### Your task
Reproduce every line of the following entries word for word, with nothing changed.

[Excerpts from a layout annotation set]
------------------------------
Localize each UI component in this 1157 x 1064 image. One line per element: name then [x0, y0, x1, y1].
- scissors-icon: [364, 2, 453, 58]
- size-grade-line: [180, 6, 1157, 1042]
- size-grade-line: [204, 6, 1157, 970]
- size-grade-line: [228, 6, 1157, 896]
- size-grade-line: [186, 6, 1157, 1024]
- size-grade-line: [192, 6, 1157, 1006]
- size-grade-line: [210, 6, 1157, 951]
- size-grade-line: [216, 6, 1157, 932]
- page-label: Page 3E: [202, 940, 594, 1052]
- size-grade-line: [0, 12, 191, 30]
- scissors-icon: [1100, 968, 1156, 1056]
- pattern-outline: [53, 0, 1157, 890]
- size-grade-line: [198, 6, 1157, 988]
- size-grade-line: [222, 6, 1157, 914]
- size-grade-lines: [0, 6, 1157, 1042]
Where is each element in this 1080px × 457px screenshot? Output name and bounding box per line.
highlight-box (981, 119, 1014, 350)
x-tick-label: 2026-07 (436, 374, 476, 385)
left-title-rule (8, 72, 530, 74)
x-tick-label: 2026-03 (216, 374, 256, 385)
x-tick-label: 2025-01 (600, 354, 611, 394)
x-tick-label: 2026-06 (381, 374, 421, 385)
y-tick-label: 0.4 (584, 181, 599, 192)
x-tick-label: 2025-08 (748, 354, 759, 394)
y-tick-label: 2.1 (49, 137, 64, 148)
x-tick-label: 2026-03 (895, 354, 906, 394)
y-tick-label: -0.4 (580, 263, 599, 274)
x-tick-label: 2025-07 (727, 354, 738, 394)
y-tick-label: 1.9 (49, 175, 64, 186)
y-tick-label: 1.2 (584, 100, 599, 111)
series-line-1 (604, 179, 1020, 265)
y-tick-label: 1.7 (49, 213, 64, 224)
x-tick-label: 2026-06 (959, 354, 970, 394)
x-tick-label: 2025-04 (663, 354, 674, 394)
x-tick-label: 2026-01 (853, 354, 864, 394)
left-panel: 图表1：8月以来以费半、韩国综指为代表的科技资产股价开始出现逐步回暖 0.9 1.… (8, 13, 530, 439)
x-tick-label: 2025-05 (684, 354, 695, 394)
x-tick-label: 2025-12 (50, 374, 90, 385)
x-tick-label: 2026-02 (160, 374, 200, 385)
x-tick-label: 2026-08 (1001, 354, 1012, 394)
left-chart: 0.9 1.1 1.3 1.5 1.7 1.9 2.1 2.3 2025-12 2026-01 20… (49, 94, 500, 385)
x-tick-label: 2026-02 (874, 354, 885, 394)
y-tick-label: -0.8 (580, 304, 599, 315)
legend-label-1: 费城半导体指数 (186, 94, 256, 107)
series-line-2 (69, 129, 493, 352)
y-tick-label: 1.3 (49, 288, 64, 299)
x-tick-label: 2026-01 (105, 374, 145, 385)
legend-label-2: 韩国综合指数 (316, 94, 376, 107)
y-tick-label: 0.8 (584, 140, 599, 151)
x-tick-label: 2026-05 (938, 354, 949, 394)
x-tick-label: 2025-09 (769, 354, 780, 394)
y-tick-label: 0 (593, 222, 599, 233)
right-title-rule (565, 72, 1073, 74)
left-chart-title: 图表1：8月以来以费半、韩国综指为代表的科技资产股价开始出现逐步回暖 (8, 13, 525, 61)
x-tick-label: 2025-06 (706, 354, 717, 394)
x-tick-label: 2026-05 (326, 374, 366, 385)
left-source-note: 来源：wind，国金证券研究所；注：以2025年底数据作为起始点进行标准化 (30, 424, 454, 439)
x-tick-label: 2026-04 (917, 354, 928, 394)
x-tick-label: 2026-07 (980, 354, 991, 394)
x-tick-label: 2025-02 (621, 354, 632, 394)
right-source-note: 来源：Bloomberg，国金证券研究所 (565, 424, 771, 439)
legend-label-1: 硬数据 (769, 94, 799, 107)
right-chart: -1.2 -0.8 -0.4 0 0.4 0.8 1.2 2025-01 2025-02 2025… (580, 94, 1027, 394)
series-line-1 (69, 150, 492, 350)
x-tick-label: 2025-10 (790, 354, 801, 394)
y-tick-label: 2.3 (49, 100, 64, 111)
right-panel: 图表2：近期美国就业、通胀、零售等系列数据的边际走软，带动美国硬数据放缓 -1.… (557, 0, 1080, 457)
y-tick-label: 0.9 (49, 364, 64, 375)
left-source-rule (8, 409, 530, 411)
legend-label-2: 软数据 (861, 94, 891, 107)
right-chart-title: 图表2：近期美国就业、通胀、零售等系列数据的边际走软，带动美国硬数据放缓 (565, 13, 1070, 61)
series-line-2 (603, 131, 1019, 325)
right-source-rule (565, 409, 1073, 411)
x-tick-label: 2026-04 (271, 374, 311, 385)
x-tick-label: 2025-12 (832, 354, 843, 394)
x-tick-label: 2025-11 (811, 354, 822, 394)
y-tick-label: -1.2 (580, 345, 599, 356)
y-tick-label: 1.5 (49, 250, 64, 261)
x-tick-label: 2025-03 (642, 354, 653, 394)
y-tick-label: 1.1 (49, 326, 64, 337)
------------------------------
### Solution for this task
Localize each UI component in this 1157 x 1064 image. One line per element: name then [x0, y0, x1, y1].
- scissors-icon: [364, 2, 453, 58]
- size-grade-line: [180, 6, 1157, 1042]
- size-grade-line: [204, 6, 1157, 970]
- size-grade-line: [228, 6, 1157, 896]
- size-grade-line: [186, 6, 1157, 1024]
- size-grade-line: [192, 6, 1157, 1006]
- size-grade-line: [210, 6, 1157, 951]
- size-grade-line: [216, 6, 1157, 932]
- page-label: Page 3E: [202, 940, 594, 1052]
- size-grade-line: [0, 12, 191, 30]
- scissors-icon: [1100, 968, 1156, 1056]
- pattern-outline: [53, 0, 1157, 890]
- size-grade-line: [198, 6, 1157, 988]
- size-grade-line: [222, 6, 1157, 914]
- size-grade-lines: [0, 6, 1157, 1042]
Where is each element in this 1080px × 457px screenshot? Output name and bounding box per line.
highlight-box (981, 119, 1014, 350)
x-tick-label: 2026-07 (436, 374, 476, 385)
left-title-rule (8, 72, 530, 74)
x-tick-label: 2026-03 (216, 374, 256, 385)
x-tick-label: 2025-01 (600, 354, 611, 394)
x-tick-label: 2026-06 (381, 374, 421, 385)
y-tick-label: 0.4 (584, 181, 599, 192)
x-tick-label: 2025-08 (748, 354, 759, 394)
y-tick-label: 2.1 (49, 137, 64, 148)
x-tick-label: 2026-03 (895, 354, 906, 394)
y-tick-label: -0.4 (580, 263, 599, 274)
x-tick-label: 2025-07 (727, 354, 738, 394)
y-tick-label: 1.9 (49, 175, 64, 186)
y-tick-label: 1.2 (584, 100, 599, 111)
series-line-1 (604, 179, 1020, 265)
y-tick-label: 1.7 (49, 213, 64, 224)
x-tick-label: 2026-06 (959, 354, 970, 394)
x-tick-label: 2025-04 (663, 354, 674, 394)
x-tick-label: 2026-01 (853, 354, 864, 394)
left-panel: 图表1：8月以来以费半、韩国综指为代表的科技资产股价开始出现逐步回暖 0.9 1.… (8, 13, 530, 439)
x-tick-label: 2025-05 (684, 354, 695, 394)
x-tick-label: 2025-12 (50, 374, 90, 385)
x-tick-label: 2026-02 (160, 374, 200, 385)
x-tick-label: 2026-08 (1001, 354, 1012, 394)
left-chart: 0.9 1.1 1.3 1.5 1.7 1.9 2.1 2.3 2025-12 2026-01 20… (49, 94, 500, 385)
x-tick-label: 2026-02 (874, 354, 885, 394)
y-tick-label: -0.8 (580, 304, 599, 315)
legend-label-1: 费城半导体指数 (186, 94, 256, 107)
series-line-2 (69, 129, 493, 352)
y-tick-label: 1.3 (49, 288, 64, 299)
x-tick-label: 2026-01 (105, 374, 145, 385)
legend-label-2: 韩国综合指数 (316, 94, 376, 107)
y-tick-label: 0.8 (584, 140, 599, 151)
x-tick-label: 2026-05 (938, 354, 949, 394)
x-tick-label: 2025-09 (769, 354, 780, 394)
y-tick-label: 0 (593, 222, 599, 233)
right-title-rule (565, 72, 1073, 74)
left-chart-title: 图表1：8月以来以费半、韩国综指为代表的科技资产股价开始出现逐步回暖 (8, 13, 525, 61)
x-tick-label: 2025-06 (706, 354, 717, 394)
x-tick-label: 2026-05 (326, 374, 366, 385)
left-source-note: 来源：wind，国金证券研究所；注：以2025年底数据作为起始点进行标准化 (30, 424, 454, 439)
x-tick-label: 2026-04 (917, 354, 928, 394)
x-tick-label: 2026-07 (980, 354, 991, 394)
x-tick-label: 2025-02 (621, 354, 632, 394)
right-source-note: 来源：Bloomberg，国金证券研究所 (565, 424, 771, 439)
legend-label-1: 硬数据 (769, 94, 799, 107)
right-chart: -1.2 -0.8 -0.4 0 0.4 0.8 1.2 2025-01 2025-02 2025… (580, 94, 1027, 394)
series-line-1 (69, 150, 492, 350)
x-tick-label: 2025-10 (790, 354, 801, 394)
y-tick-label: 2.3 (49, 100, 64, 111)
right-panel: 图表2：近期美国就业、通胀、零售等系列数据的边际走软，带动美国硬数据放缓 -1.… (557, 0, 1080, 457)
y-tick-label: 0.9 (49, 364, 64, 375)
left-source-rule (8, 409, 530, 411)
legend-label-2: 软数据 (861, 94, 891, 107)
right-chart-title: 图表2：近期美国就业、通胀、零售等系列数据的边际走软，带动美国硬数据放缓 (565, 13, 1070, 61)
series-line-2 (603, 131, 1019, 325)
right-source-rule (565, 409, 1073, 411)
x-tick-label: 2026-04 (271, 374, 311, 385)
x-tick-label: 2025-12 (832, 354, 843, 394)
x-tick-label: 2025-11 (811, 354, 822, 394)
y-tick-label: -1.2 (580, 345, 599, 356)
y-tick-label: 1.5 (49, 250, 64, 261)
x-tick-label: 2025-03 (642, 354, 653, 394)
y-tick-label: 1.1 (49, 326, 64, 337)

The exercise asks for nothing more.